### Exercise prompt
Reproduce each line bearing the word "giây".

┄┄┄┄┄┄┄┄┄┄

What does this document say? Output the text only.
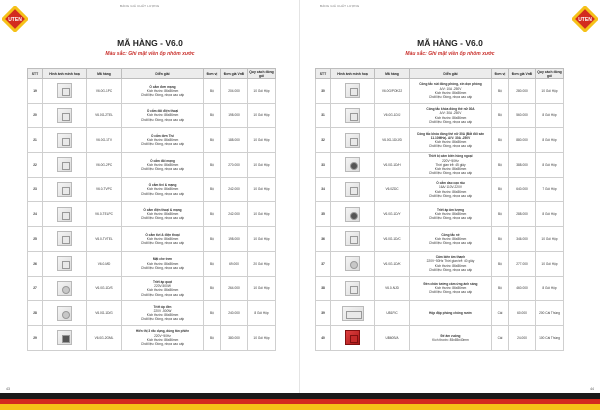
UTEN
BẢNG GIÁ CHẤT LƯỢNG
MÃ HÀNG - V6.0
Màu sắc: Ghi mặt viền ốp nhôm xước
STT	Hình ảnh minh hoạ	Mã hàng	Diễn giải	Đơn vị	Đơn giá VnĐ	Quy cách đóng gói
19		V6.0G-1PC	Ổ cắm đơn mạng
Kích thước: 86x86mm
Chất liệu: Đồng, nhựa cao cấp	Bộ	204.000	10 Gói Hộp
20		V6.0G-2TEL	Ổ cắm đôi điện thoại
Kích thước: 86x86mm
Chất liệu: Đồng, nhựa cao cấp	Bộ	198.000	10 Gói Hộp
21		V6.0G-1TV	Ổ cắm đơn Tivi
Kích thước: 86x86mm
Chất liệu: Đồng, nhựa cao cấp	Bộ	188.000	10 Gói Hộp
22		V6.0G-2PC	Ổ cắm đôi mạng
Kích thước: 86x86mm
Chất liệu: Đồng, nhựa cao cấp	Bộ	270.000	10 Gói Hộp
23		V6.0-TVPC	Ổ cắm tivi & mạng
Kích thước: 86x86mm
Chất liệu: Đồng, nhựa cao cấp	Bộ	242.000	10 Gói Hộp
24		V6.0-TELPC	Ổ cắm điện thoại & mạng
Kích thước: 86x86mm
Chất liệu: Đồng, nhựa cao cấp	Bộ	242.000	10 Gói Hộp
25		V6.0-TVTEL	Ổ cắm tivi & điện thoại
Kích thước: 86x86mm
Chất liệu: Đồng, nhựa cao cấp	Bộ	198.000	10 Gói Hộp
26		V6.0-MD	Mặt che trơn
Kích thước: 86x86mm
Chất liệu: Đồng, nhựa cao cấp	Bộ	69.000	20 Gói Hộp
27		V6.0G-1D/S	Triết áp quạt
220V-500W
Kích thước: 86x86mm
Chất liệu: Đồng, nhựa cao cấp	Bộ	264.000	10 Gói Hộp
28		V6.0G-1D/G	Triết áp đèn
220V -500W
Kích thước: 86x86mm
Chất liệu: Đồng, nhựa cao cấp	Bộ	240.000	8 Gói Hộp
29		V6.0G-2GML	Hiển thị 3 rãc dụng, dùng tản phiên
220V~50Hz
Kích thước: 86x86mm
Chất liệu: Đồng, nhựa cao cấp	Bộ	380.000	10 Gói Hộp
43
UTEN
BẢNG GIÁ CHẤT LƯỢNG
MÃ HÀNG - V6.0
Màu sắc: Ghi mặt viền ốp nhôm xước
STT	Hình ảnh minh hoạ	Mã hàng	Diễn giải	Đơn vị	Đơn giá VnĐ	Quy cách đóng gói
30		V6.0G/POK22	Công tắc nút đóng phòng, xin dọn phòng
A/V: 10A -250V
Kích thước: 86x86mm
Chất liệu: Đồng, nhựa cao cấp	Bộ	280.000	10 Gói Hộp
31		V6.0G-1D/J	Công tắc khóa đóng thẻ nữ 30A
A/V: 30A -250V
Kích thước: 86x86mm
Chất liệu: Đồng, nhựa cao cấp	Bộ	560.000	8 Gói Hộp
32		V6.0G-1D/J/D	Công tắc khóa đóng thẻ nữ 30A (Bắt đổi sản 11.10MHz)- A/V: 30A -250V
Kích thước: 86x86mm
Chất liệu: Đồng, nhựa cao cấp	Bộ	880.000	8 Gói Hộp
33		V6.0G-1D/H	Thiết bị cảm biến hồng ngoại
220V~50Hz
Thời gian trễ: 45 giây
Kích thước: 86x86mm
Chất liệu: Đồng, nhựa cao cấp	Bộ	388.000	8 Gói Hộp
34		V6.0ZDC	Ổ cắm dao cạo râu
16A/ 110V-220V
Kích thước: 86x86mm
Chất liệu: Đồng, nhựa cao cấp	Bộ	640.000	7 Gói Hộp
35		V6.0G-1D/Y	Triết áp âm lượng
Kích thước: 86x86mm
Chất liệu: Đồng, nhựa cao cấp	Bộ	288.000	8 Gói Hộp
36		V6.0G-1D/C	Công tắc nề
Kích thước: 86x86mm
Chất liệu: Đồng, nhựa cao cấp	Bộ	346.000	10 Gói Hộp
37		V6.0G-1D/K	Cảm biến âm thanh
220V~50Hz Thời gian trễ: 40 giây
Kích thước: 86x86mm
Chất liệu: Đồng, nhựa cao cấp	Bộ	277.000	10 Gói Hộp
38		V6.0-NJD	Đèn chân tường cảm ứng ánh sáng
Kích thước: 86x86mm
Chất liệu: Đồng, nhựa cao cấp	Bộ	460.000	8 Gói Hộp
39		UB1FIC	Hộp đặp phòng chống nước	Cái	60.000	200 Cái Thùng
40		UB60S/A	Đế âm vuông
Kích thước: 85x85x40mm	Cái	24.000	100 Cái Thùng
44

┄┄┄┄┄┄┄┄┄┄

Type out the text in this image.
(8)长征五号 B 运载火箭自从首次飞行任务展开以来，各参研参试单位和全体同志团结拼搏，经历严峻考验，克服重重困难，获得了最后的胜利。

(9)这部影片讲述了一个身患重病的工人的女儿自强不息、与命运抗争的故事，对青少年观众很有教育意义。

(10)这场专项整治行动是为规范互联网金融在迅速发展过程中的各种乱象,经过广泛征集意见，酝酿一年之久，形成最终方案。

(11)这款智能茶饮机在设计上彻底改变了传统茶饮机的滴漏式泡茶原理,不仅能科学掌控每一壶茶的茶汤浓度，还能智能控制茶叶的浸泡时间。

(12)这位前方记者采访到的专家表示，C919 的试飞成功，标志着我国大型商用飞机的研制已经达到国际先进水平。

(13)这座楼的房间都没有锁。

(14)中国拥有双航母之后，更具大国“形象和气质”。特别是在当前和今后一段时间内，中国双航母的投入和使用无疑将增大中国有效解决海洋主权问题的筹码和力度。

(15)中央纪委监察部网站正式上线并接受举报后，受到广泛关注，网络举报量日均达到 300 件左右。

┄┄┄┄┄┄┄┄┄┄

### Response for this exercise
Thời gian trễ: 45 giây
220V~50Hz Thời gian trễ: 40 giây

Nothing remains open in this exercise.